— Text to read —

Figure 3. Distribution of errors (i.e. distance between the locations obtained with the model and the corresponding GPS locations) in relation to the initial number of recorded locations in the track (panel A).

Box plot depicts the 25th and 75th percentile around the median with whiskers extending to the last non-outlier value. Outliers are observations (dots) that lay over 1.5 times the inter-quartile range from the start or end of the 25th–75th percentile box. Panel B shows the relationship between the model estimate of confidence (99% confidence radius of the modeled positions) and the actual error. The relationship was only calculated using points within the 95% confidence ellipse.

In order to evaluate the difference between our model and classical methods, we applied a speed filter at 12.6 km/h on the raw data [22]. Filtered tracks were then interpolated every 30 minutes using a Bézier curve with mu = 0.1 [2]. A Bézier curve interpolant does not introduce additional error compared to linear interpolation, and it was shown to be a more realistic representation of movement in a fluid environment [2]. This interpolated track was compared to the GPS locations in the same way. Fifty percent of the errors were below 5.0, 13.0 and 19.5 km, and ninety percent of errors were less than 20.0, 20.5 and 41.0 km in track numbers 1, 2 and 3 respectively. Results confirm that the speed filter+interpolation method is also sensitive to the track quality [2] and show that our model reduced the positional errors by about 39% for the 50 percentile and about 52% for the 90 percentile.

Consistent with relatively low error locations, instantaneous speeds calculated from our model were positively related to the speed recorded with GPS for all locations that were less than 2 minutes apart (R = 0.638, P<0.001, N = 97). Such correlation at a small time scale is remarkable given the relative scarcity of ARGOS data. Smoothing the pattern of speed by taking into account the previous and subsequent 3 points in the record (using a moving average) permits to look at speed at a slightly coarser scale and shows further improvement of the fit, yielding a quasi one to one relationship (Fig. 4).

Figure 4. Relationship between the smoothed speed obtained with the GPS tags and the smoothed speed obtained with the model for the 97 locations that were within 2 minutes apart.

Smoothing was done using a moving average including the previous and next 3 points.

— What is required —
List every distance in kilometers that the passage reports as an error of the speed filter and interpolation method. Rely only on the passage when answering.

— Material provided —
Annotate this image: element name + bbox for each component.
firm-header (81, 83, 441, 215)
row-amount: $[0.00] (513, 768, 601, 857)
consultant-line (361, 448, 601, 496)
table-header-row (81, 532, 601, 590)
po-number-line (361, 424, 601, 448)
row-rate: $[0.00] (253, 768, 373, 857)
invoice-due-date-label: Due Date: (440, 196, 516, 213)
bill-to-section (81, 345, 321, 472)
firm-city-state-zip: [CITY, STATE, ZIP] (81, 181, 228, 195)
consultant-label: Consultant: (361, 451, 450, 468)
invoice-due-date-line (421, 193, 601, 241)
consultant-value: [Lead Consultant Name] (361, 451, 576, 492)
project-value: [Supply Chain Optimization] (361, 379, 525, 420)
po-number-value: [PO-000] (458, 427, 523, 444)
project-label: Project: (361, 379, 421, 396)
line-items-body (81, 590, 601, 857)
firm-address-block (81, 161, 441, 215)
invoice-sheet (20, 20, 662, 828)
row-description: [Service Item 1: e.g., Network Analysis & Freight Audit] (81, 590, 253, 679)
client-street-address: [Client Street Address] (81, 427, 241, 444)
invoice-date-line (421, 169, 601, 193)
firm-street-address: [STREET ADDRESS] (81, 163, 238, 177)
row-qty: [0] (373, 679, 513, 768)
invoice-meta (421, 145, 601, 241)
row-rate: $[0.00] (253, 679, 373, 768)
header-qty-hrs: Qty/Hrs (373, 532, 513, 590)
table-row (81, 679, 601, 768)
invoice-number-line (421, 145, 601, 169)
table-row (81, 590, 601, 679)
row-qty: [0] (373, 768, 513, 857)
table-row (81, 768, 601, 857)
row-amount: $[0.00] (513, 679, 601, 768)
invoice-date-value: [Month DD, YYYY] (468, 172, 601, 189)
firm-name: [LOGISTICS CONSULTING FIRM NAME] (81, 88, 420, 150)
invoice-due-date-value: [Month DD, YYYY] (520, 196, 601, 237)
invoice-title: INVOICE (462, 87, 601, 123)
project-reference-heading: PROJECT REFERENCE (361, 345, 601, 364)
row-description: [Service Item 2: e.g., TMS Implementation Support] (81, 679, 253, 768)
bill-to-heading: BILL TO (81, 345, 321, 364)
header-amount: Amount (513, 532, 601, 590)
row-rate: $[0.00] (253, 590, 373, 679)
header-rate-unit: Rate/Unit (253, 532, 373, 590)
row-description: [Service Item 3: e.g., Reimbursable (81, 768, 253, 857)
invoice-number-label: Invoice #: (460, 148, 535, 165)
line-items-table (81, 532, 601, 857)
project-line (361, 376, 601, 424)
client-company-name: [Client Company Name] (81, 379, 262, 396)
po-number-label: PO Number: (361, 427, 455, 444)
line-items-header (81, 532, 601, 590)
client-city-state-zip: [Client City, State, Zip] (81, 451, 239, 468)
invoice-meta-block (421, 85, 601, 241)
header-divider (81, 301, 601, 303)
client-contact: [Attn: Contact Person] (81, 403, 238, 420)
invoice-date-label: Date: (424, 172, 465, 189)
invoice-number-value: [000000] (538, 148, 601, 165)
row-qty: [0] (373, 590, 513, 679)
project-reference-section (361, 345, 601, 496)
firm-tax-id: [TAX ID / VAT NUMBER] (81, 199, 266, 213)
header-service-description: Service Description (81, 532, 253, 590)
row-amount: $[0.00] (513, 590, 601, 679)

— Task answer —
5.0 km, 13.0 km, 19.5 km, 20.0 km, 20.5 km, 41.0 km